* **Problem statement**:
Select the lines of the records containing the word "JSON" and list them.

* **Task data**:

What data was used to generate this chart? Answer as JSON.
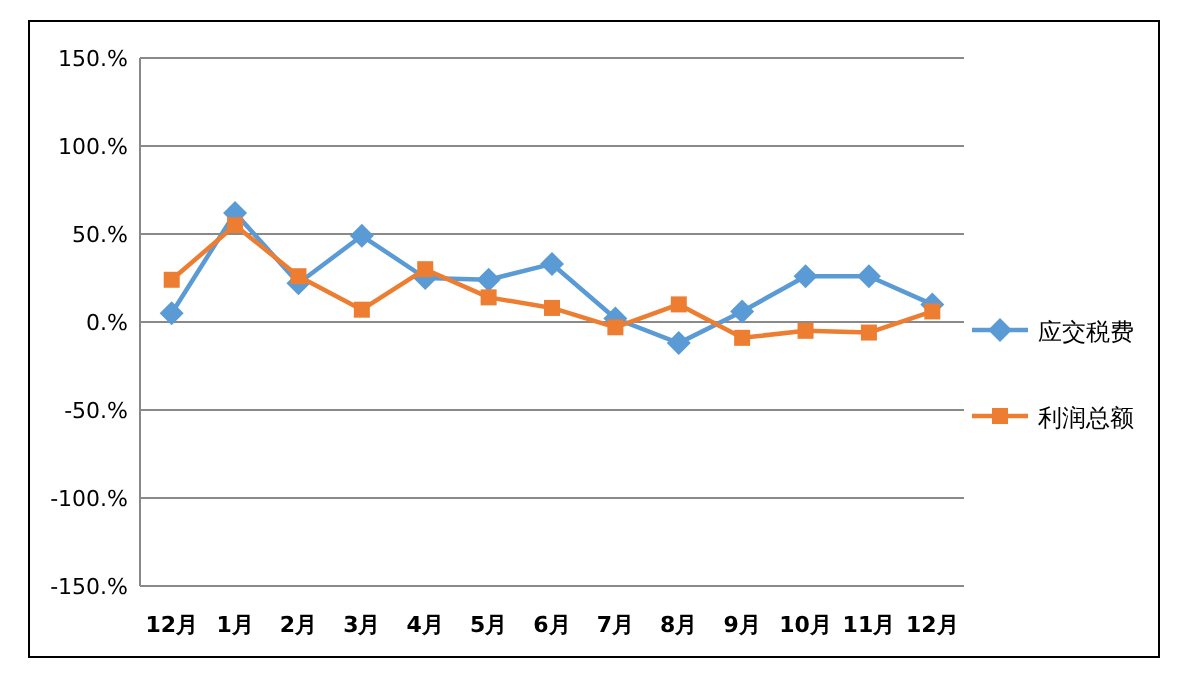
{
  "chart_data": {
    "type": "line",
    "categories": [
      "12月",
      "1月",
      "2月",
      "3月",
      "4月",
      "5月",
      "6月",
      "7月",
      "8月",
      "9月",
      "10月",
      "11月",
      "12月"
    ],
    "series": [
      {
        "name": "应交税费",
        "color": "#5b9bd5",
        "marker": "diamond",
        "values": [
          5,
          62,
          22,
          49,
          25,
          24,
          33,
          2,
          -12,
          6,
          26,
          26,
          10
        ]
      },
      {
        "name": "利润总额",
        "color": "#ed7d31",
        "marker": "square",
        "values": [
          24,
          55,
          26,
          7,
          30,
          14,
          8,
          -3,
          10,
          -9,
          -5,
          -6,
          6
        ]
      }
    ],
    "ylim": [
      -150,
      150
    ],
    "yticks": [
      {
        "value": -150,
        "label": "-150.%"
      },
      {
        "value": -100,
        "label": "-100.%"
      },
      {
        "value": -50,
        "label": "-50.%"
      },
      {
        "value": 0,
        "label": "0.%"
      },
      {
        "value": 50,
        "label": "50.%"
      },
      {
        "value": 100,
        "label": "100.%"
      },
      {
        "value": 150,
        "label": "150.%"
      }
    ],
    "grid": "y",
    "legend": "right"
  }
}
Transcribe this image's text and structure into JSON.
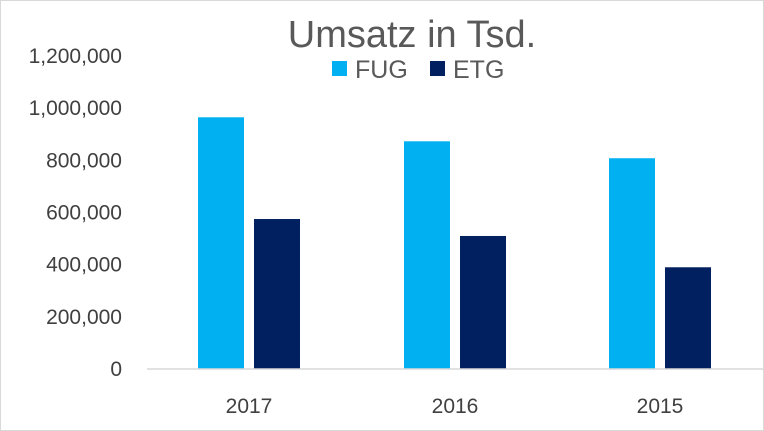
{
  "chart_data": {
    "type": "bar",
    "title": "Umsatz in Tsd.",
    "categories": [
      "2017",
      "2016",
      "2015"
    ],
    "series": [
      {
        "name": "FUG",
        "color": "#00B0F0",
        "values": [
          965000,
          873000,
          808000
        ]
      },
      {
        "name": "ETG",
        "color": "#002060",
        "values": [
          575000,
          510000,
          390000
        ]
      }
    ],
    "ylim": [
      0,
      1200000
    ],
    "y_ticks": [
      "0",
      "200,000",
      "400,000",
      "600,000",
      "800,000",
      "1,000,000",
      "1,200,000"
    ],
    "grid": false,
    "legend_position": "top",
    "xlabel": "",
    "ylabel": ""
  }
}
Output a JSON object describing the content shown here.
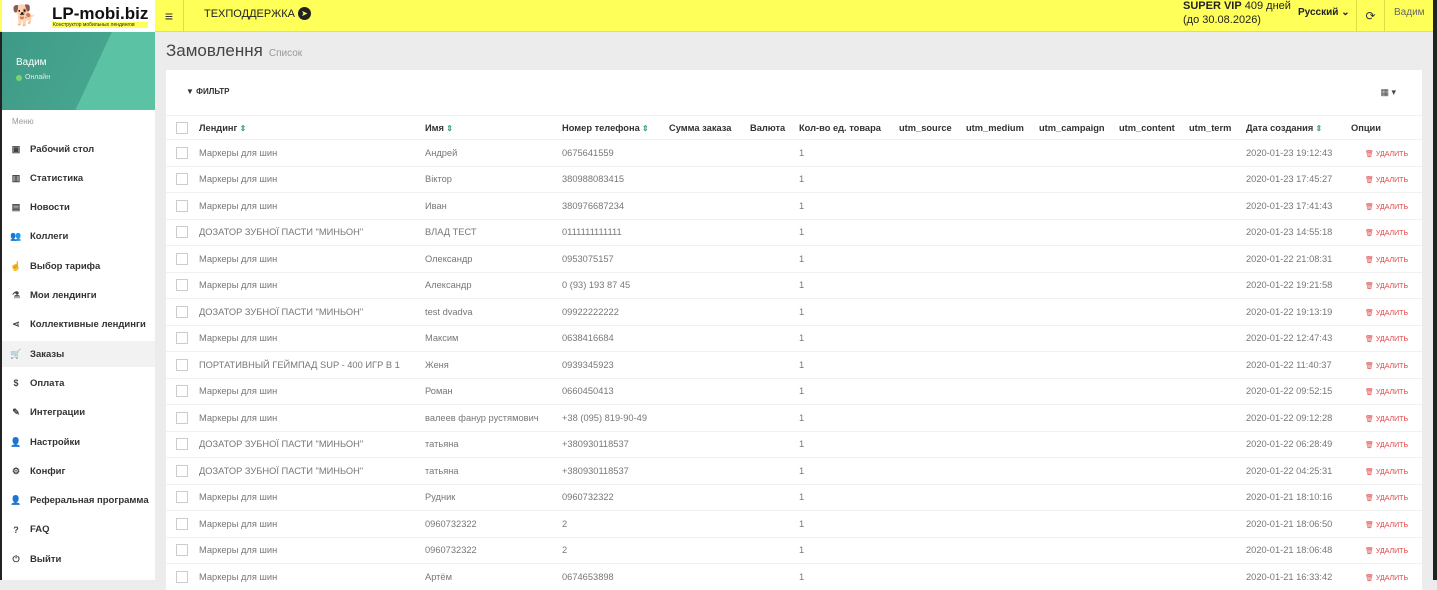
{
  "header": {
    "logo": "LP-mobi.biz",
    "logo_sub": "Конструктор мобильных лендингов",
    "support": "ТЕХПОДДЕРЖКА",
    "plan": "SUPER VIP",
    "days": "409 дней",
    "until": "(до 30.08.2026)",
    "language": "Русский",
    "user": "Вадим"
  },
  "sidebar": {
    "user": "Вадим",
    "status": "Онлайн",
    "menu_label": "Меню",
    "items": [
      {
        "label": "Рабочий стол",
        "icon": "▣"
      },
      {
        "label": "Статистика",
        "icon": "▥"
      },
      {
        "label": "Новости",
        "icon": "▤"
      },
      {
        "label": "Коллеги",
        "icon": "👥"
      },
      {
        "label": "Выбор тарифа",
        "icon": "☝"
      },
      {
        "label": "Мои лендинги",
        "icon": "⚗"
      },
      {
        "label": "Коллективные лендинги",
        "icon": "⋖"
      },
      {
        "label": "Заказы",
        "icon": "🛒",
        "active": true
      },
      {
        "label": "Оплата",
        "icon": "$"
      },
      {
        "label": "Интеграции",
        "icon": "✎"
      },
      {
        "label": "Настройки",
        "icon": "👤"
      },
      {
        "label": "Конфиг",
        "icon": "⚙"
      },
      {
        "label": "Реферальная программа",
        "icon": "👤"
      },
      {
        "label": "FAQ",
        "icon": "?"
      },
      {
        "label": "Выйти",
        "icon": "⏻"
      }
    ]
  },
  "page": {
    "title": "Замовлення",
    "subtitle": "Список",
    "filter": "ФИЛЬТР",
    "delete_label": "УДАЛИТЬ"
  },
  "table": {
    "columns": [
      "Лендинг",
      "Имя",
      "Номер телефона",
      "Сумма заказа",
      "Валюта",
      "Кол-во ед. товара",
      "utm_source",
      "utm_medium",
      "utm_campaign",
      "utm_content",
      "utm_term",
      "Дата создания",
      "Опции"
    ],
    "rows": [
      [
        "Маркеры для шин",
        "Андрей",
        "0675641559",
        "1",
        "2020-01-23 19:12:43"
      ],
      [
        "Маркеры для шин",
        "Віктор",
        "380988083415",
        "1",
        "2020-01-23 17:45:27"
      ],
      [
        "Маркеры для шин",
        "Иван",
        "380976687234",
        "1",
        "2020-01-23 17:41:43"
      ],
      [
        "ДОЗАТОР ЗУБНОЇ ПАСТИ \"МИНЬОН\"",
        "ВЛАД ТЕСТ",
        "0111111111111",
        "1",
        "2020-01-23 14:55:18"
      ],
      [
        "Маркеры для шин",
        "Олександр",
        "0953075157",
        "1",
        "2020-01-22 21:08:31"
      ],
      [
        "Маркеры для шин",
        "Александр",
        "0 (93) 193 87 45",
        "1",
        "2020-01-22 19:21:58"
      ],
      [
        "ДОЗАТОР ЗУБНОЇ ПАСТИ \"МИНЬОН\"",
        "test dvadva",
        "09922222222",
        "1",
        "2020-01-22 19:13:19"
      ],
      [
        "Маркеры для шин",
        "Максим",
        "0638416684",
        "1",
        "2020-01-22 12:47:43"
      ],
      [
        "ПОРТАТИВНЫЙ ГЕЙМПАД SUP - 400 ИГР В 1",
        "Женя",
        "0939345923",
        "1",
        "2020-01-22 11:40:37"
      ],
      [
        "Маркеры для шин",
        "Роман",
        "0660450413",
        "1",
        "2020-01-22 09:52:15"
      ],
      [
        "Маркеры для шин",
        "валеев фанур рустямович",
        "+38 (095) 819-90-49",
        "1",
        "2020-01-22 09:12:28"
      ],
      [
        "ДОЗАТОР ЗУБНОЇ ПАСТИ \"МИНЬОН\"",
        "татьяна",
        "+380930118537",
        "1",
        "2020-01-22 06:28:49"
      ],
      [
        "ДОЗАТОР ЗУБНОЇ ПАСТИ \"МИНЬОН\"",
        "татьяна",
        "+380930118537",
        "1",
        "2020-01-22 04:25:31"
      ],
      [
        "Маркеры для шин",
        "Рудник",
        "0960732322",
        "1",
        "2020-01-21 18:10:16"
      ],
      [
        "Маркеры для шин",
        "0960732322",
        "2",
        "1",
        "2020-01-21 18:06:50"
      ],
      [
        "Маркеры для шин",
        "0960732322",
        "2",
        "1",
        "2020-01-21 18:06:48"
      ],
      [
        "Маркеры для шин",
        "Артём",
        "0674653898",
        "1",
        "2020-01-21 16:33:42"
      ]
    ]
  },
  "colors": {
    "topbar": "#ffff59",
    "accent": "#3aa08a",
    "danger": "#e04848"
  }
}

* **Result of the task**:
What data was used to generate this chart? Answer as JSON.
Transcribe this image's text and structure into JSON.
Output a JSON object describing the content shown here.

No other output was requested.